§ **Source text**:
Thomas Van Rensallaer, editor
of the Ram's Horn, may likewise be adduced as evidence of considerable intellect
existing in the Negro race; as also M. R. Delany, joint editor of the North
Star. In the Anti-Slavery
Convention of 1843, Dr. Lushington stated that Lord John Russell had appointed a
Black Man to the office of Chief Judge at Sierra Leone.*
The Wesleyan minister of
Parham, in Antigua, (Edward Frazer, who has visited England,) is a man of
Colour; he was born a Slave in Bermuda. His history is remarkable. He is not
inferior either in education, qualifications, or usefulness, to any of his
brethren in the ministry. **
"I know a Coloured man," says
Hiram Wilson, "in the State of New York, who has been employed by the
Anti-Slavery Society as a public lecturer; and from information I have received,
it appears that he was one of the most popular lecturers they had in the field.

§ **Prompt**:
Translate this sentence from the source text into Spanish: "The Wesleyan minister of Parham, in Antigua, (Edward Frazer, who has visited England,) is a man of Colour; he was born a Slave in Bermuda." Work only from the source text.

§ **Given records**:
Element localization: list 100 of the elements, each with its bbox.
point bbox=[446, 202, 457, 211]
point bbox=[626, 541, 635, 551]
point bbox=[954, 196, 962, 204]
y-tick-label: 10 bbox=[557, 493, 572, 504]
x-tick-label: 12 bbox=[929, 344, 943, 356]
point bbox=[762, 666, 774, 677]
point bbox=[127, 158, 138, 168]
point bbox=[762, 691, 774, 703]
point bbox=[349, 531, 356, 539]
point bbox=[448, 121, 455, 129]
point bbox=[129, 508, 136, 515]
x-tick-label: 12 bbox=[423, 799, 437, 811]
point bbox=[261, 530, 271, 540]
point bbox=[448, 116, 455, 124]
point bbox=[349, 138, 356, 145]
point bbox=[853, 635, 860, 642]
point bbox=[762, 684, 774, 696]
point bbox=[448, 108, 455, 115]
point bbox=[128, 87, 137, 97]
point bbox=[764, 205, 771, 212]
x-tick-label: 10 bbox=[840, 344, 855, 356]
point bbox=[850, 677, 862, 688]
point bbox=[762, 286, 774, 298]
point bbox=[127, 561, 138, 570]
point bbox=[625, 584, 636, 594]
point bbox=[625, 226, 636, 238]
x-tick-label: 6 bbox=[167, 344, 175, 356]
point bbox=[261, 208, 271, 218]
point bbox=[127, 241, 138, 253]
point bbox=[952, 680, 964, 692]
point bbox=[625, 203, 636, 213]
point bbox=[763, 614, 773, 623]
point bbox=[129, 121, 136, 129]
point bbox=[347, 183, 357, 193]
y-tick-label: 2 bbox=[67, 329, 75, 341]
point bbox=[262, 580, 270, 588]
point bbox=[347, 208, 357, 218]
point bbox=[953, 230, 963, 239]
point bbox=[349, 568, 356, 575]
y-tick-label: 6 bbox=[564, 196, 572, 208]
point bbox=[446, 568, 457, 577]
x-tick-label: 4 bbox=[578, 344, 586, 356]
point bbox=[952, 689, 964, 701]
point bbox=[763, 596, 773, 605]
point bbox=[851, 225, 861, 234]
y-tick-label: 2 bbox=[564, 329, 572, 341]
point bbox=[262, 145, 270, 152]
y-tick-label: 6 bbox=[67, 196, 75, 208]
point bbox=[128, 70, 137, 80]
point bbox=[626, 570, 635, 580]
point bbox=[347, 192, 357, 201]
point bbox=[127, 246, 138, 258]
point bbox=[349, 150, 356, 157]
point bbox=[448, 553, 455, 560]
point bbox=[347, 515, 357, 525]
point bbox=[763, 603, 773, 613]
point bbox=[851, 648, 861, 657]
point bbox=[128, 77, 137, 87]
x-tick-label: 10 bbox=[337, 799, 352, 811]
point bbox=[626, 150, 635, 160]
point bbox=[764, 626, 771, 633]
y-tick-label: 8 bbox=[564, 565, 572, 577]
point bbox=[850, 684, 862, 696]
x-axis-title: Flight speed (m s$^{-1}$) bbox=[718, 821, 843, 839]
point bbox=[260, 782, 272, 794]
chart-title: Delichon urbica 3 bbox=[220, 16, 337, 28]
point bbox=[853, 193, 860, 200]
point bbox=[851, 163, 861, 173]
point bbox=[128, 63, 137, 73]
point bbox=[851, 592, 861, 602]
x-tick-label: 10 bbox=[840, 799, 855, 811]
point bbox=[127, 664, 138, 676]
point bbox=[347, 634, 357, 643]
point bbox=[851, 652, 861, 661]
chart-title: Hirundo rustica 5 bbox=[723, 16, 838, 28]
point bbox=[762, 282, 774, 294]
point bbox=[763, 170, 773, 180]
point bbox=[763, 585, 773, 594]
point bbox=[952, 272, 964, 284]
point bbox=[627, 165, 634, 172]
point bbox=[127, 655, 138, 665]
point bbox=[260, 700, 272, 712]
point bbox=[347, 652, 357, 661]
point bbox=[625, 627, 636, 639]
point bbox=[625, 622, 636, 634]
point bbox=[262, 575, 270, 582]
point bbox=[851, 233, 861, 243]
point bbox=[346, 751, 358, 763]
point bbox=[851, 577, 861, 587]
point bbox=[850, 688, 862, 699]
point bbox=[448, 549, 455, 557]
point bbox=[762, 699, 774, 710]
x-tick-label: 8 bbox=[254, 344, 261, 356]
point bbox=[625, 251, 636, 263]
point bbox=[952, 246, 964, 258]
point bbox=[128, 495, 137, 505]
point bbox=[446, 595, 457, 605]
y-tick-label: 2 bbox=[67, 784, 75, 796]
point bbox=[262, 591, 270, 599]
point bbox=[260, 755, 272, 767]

§ **Reply**:
El ministro wesleyano de Parham, en Antigua (Edward Frazer, que ha visitado Inglaterra), es un hombre de color; nació esclavo en Bermudas.